▸ SET EXERCISE
Print every line below word for word, changing nothing.

### STORED DATA

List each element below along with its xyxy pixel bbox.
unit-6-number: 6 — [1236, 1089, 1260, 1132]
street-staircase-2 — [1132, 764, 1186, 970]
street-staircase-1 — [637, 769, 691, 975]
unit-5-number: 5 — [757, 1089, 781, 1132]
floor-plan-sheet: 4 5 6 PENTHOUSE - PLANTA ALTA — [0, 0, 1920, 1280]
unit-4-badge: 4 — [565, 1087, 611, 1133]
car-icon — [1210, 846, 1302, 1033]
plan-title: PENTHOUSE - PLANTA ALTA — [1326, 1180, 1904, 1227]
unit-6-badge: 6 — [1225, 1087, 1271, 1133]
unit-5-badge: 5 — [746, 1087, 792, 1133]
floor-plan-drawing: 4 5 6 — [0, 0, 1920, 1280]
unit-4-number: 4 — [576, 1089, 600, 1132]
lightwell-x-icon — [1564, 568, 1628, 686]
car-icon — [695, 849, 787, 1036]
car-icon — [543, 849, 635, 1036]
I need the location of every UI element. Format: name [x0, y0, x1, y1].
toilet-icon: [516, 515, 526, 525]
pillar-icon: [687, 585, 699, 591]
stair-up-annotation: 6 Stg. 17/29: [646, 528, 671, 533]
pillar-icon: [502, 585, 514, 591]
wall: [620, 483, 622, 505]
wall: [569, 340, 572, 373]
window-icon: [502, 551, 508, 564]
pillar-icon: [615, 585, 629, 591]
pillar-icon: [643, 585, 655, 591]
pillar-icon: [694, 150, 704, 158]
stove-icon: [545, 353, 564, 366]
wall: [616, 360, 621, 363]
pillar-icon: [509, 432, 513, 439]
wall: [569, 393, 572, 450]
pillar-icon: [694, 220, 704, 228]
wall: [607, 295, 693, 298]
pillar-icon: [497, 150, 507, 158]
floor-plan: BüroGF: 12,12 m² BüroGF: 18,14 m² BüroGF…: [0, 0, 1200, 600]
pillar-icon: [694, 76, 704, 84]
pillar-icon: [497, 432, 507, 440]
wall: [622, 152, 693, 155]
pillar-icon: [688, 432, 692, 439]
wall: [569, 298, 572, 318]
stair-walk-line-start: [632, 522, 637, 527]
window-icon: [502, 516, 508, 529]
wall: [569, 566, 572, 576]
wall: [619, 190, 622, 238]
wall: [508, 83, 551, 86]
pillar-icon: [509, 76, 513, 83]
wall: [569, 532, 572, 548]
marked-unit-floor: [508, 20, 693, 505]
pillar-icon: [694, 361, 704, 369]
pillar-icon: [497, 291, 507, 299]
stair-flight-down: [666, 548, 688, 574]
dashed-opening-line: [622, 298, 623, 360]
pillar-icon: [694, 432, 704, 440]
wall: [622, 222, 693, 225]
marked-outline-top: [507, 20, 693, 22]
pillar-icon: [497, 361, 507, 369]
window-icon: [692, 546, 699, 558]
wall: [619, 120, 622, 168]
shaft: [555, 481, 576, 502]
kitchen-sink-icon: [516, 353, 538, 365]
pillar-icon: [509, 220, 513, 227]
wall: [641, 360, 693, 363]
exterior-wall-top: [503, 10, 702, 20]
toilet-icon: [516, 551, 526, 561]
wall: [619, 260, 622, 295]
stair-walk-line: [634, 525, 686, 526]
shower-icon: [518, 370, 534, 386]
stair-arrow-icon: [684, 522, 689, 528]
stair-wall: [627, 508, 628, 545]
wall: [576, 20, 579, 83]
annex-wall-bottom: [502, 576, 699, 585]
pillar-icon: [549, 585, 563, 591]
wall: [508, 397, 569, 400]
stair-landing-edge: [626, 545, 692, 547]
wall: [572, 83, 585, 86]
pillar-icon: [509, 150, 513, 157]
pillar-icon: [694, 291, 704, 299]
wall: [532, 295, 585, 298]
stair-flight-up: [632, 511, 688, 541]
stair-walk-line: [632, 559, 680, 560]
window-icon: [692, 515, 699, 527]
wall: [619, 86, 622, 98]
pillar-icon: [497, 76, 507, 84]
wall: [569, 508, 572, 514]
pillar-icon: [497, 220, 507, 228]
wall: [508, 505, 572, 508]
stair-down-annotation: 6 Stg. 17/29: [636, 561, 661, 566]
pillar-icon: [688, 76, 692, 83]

######

▸ RESULT
List each element below along with its xyxy pixel bbox.
unit-6-number: 6 — [1236, 1089, 1260, 1132]
street-staircase-2 — [1132, 764, 1186, 970]
street-staircase-1 — [637, 769, 691, 975]
unit-5-number: 5 — [757, 1089, 781, 1132]
floor-plan-sheet: 4 5 6 PENTHOUSE - PLANTA ALTA — [0, 0, 1920, 1280]
unit-4-badge: 4 — [565, 1087, 611, 1133]
car-icon — [1210, 846, 1302, 1033]
plan-title: PENTHOUSE - PLANTA ALTA — [1326, 1180, 1904, 1227]
unit-6-badge: 6 — [1225, 1087, 1271, 1133]
unit-5-badge: 5 — [746, 1087, 792, 1133]
floor-plan-drawing: 4 5 6 — [0, 0, 1920, 1280]
unit-4-number: 4 — [576, 1089, 600, 1132]
lightwell-x-icon — [1564, 568, 1628, 686]
car-icon — [695, 849, 787, 1036]
car-icon — [543, 849, 635, 1036]
I need the location of every UI element. Format: name [x0, y0, x1, y1].
toilet-icon: [516, 515, 526, 525]
pillar-icon: [687, 585, 699, 591]
stair-up-annotation: 6 Stg. 17/29: [646, 528, 671, 533]
pillar-icon: [502, 585, 514, 591]
wall: [620, 483, 622, 505]
wall: [569, 340, 572, 373]
window-icon: [502, 551, 508, 564]
pillar-icon: [615, 585, 629, 591]
pillar-icon: [643, 585, 655, 591]
pillar-icon: [694, 150, 704, 158]
stove-icon: [545, 353, 564, 366]
wall: [616, 360, 621, 363]
pillar-icon: [509, 432, 513, 439]
wall: [569, 393, 572, 450]
pillar-icon: [694, 220, 704, 228]
wall: [607, 295, 693, 298]
pillar-icon: [497, 150, 507, 158]
floor-plan: BüroGF: 12,12 m² BüroGF: 18,14 m² BüroGF…: [0, 0, 1200, 600]
pillar-icon: [694, 76, 704, 84]
pillar-icon: [497, 432, 507, 440]
wall: [622, 152, 693, 155]
pillar-icon: [688, 432, 692, 439]
wall: [569, 298, 572, 318]
stair-walk-line-start: [632, 522, 637, 527]
window-icon: [502, 516, 508, 529]
wall: [569, 566, 572, 576]
wall: [619, 190, 622, 238]
wall: [508, 83, 551, 86]
pillar-icon: [509, 76, 513, 83]
wall: [569, 532, 572, 548]
marked-unit-floor: [508, 20, 693, 505]
pillar-icon: [694, 361, 704, 369]
pillar-icon: [497, 291, 507, 299]
stair-flight-down: [666, 548, 688, 574]
dashed-opening-line: [622, 298, 623, 360]
pillar-icon: [694, 432, 704, 440]
wall: [622, 222, 693, 225]
marked-outline-top: [507, 20, 693, 22]
pillar-icon: [497, 361, 507, 369]
window-icon: [692, 546, 699, 558]
wall: [619, 120, 622, 168]
shaft: [555, 481, 576, 502]
kitchen-sink-icon: [516, 353, 538, 365]
pillar-icon: [509, 220, 513, 227]
wall: [641, 360, 693, 363]
exterior-wall-top: [503, 10, 702, 20]
toilet-icon: [516, 551, 526, 561]
wall: [619, 260, 622, 295]
stair-walk-line: [634, 525, 686, 526]
shower-icon: [518, 370, 534, 386]
stair-arrow-icon: [684, 522, 689, 528]
stair-wall: [627, 508, 628, 545]
wall: [576, 20, 579, 83]
annex-wall-bottom: [502, 576, 699, 585]
pillar-icon: [549, 585, 563, 591]
wall: [508, 397, 569, 400]
stair-landing-edge: [626, 545, 692, 547]
wall: [572, 83, 585, 86]
pillar-icon: [509, 150, 513, 157]
pillar-icon: [694, 291, 704, 299]
wall: [532, 295, 585, 298]
stair-flight-up: [632, 511, 688, 541]
stair-walk-line: [632, 559, 680, 560]
window-icon: [692, 515, 699, 527]
wall: [619, 86, 622, 98]
pillar-icon: [497, 76, 507, 84]
wall: [569, 508, 572, 514]
pillar-icon: [497, 220, 507, 228]
wall: [508, 505, 572, 508]
stair-down-annotation: 6 Stg. 17/29: [636, 561, 661, 566]
pillar-icon: [688, 76, 692, 83]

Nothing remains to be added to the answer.